What you should do: Set down all of the data that follows word for word, without the images.

Data rows:

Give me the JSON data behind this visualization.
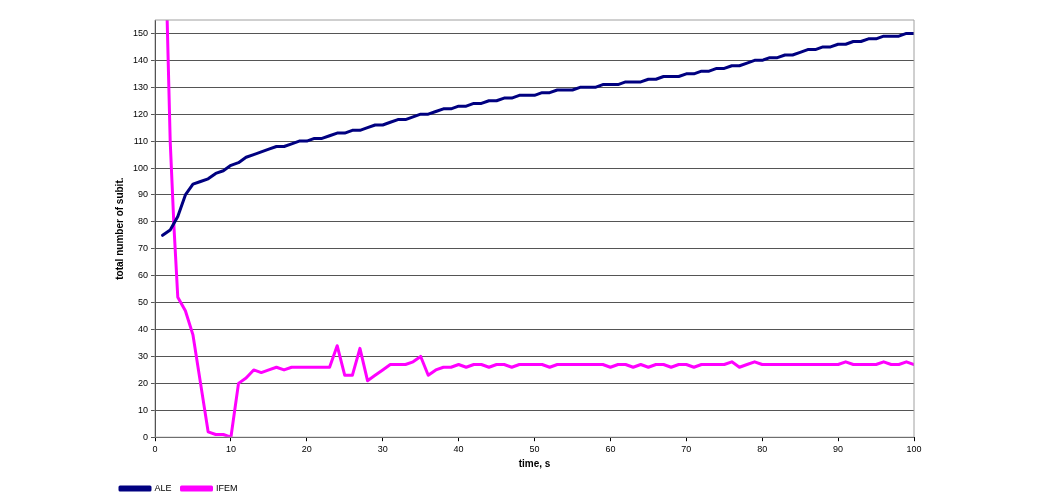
{
  "chart_data": {
    "type": "line",
    "xlabel": "time, s",
    "ylabel": "total number of subit.",
    "xlim": [
      0,
      100
    ],
    "xticks": [
      0,
      10,
      20,
      30,
      40,
      50,
      60,
      70,
      80,
      90,
      100
    ],
    "ylim": [
      0,
      155
    ],
    "yticks": [
      0,
      10,
      20,
      30,
      40,
      50,
      60,
      70,
      80,
      90,
      100,
      110,
      120,
      130,
      140,
      150
    ],
    "grid": "y",
    "legend": "bottom left",
    "marker": "none",
    "line_style": "solid",
    "series": [
      {
        "name": "ALE",
        "color": "#000080",
        "x": [
          1,
          2,
          3,
          4,
          5,
          6,
          7,
          8,
          9,
          10,
          11,
          12,
          13,
          14,
          15,
          16,
          17,
          18,
          19,
          20,
          21,
          22,
          23,
          24,
          25,
          26,
          27,
          28,
          29,
          30,
          31,
          32,
          33,
          34,
          35,
          36,
          37,
          38,
          39,
          40,
          41,
          42,
          43,
          44,
          45,
          46,
          47,
          48,
          49,
          50,
          51,
          52,
          53,
          54,
          55,
          56,
          57,
          58,
          59,
          60,
          61,
          62,
          63,
          64,
          65,
          66,
          67,
          68,
          69,
          70,
          71,
          72,
          73,
          74,
          75,
          76,
          77,
          78,
          79,
          80,
          81,
          82,
          83,
          84,
          85,
          86,
          87,
          88,
          89,
          90,
          91,
          92,
          93,
          94,
          95,
          96,
          97,
          98,
          99,
          100
        ],
        "values": [
          75,
          77,
          82,
          90,
          94,
          95,
          96,
          98,
          99,
          101,
          102,
          104,
          105,
          106,
          107,
          108,
          108,
          109,
          110,
          110,
          111,
          111,
          112,
          113,
          113,
          114,
          114,
          115,
          116,
          116,
          117,
          118,
          118,
          119,
          120,
          120,
          121,
          122,
          122,
          123,
          123,
          124,
          124,
          125,
          125,
          126,
          126,
          127,
          127,
          127,
          128,
          128,
          129,
          129,
          129,
          130,
          130,
          130,
          131,
          131,
          131,
          132,
          132,
          132,
          133,
          133,
          134,
          134,
          134,
          135,
          135,
          136,
          136,
          137,
          137,
          138,
          138,
          139,
          140,
          140,
          141,
          141,
          142,
          142,
          143,
          144,
          144,
          145,
          145,
          146,
          146,
          147,
          147,
          148,
          148,
          149,
          149,
          149,
          150,
          150
        ]
      },
      {
        "name": "IFEM",
        "color": "#ff00ff",
        "x": [
          1.6,
          2,
          2.5,
          3,
          4,
          5,
          6,
          7,
          8,
          9,
          10,
          11,
          12,
          13,
          14,
          15,
          16,
          17,
          18,
          22,
          23,
          24,
          25,
          26,
          27,
          28,
          29,
          30,
          31,
          33,
          34,
          35,
          36,
          37,
          38,
          39,
          40,
          41,
          42,
          43,
          44,
          45,
          46,
          47,
          48,
          51,
          52,
          53,
          59,
          60,
          61,
          62,
          63,
          64,
          65,
          66,
          67,
          68,
          69,
          70,
          71,
          72,
          75,
          76,
          77,
          78,
          79,
          80,
          90,
          91,
          92,
          95,
          96,
          97,
          98,
          99,
          100
        ],
        "values": [
          155,
          110,
          78,
          52,
          47,
          38,
          20,
          2,
          1,
          1,
          0,
          20,
          22,
          25,
          24,
          25,
          26,
          25,
          26,
          26,
          26,
          34,
          23,
          23,
          33,
          21,
          23,
          25,
          27,
          27,
          28,
          30,
          23,
          25,
          26,
          26,
          27,
          26,
          27,
          27,
          26,
          27,
          27,
          26,
          27,
          27,
          26,
          27,
          27,
          26,
          27,
          27,
          26,
          27,
          26,
          27,
          27,
          26,
          27,
          27,
          26,
          27,
          27,
          28,
          26,
          27,
          28,
          27,
          27,
          28,
          27,
          27,
          28,
          27,
          27,
          28,
          27
        ]
      }
    ]
  }
}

Solved exercise:
Give me the JSON data behind this visualization.
{
  "chart_data": {
    "type": "line",
    "xlabel": "time, s",
    "ylabel": "total number of subit.",
    "xlim": [
      0,
      100
    ],
    "xticks": [
      0,
      10,
      20,
      30,
      40,
      50,
      60,
      70,
      80,
      90,
      100
    ],
    "ylim": [
      0,
      155
    ],
    "yticks": [
      0,
      10,
      20,
      30,
      40,
      50,
      60,
      70,
      80,
      90,
      100,
      110,
      120,
      130,
      140,
      150
    ],
    "grid": "y",
    "legend": "bottom left",
    "marker": "none",
    "line_style": "solid",
    "series": [
      {
        "name": "ALE",
        "color": "#000080",
        "x": [
          1,
          2,
          3,
          4,
          5,
          6,
          7,
          8,
          9,
          10,
          11,
          12,
          13,
          14,
          15,
          16,
          17,
          18,
          19,
          20,
          21,
          22,
          23,
          24,
          25,
          26,
          27,
          28,
          29,
          30,
          31,
          32,
          33,
          34,
          35,
          36,
          37,
          38,
          39,
          40,
          41,
          42,
          43,
          44,
          45,
          46,
          47,
          48,
          49,
          50,
          51,
          52,
          53,
          54,
          55,
          56,
          57,
          58,
          59,
          60,
          61,
          62,
          63,
          64,
          65,
          66,
          67,
          68,
          69,
          70,
          71,
          72,
          73,
          74,
          75,
          76,
          77,
          78,
          79,
          80,
          81,
          82,
          83,
          84,
          85,
          86,
          87,
          88,
          89,
          90,
          91,
          92,
          93,
          94,
          95,
          96,
          97,
          98,
          99,
          100
        ],
        "values": [
          75,
          77,
          82,
          90,
          94,
          95,
          96,
          98,
          99,
          101,
          102,
          104,
          105,
          106,
          107,
          108,
          108,
          109,
          110,
          110,
          111,
          111,
          112,
          113,
          113,
          114,
          114,
          115,
          116,
          116,
          117,
          118,
          118,
          119,
          120,
          120,
          121,
          122,
          122,
          123,
          123,
          124,
          124,
          125,
          125,
          126,
          126,
          127,
          127,
          127,
          128,
          128,
          129,
          129,
          129,
          130,
          130,
          130,
          131,
          131,
          131,
          132,
          132,
          132,
          133,
          133,
          134,
          134,
          134,
          135,
          135,
          136,
          136,
          137,
          137,
          138,
          138,
          139,
          140,
          140,
          141,
          141,
          142,
          142,
          143,
          144,
          144,
          145,
          145,
          146,
          146,
          147,
          147,
          148,
          148,
          149,
          149,
          149,
          150,
          150
        ]
      },
      {
        "name": "IFEM",
        "color": "#ff00ff",
        "x": [
          1.6,
          2,
          2.5,
          3,
          4,
          5,
          6,
          7,
          8,
          9,
          10,
          11,
          12,
          13,
          14,
          15,
          16,
          17,
          18,
          22,
          23,
          24,
          25,
          26,
          27,
          28,
          29,
          30,
          31,
          33,
          34,
          35,
          36,
          37,
          38,
          39,
          40,
          41,
          42,
          43,
          44,
          45,
          46,
          47,
          48,
          51,
          52,
          53,
          59,
          60,
          61,
          62,
          63,
          64,
          65,
          66,
          67,
          68,
          69,
          70,
          71,
          72,
          75,
          76,
          77,
          78,
          79,
          80,
          90,
          91,
          92,
          95,
          96,
          97,
          98,
          99,
          100
        ],
        "values": [
          155,
          110,
          78,
          52,
          47,
          38,
          20,
          2,
          1,
          1,
          0,
          20,
          22,
          25,
          24,
          25,
          26,
          25,
          26,
          26,
          26,
          34,
          23,
          23,
          33,
          21,
          23,
          25,
          27,
          27,
          28,
          30,
          23,
          25,
          26,
          26,
          27,
          26,
          27,
          27,
          26,
          27,
          27,
          26,
          27,
          27,
          26,
          27,
          27,
          26,
          27,
          27,
          26,
          27,
          26,
          27,
          27,
          26,
          27,
          27,
          26,
          27,
          27,
          28,
          26,
          27,
          28,
          27,
          27,
          28,
          27,
          27,
          28,
          27,
          27,
          28,
          27
        ]
      }
    ]
  }
}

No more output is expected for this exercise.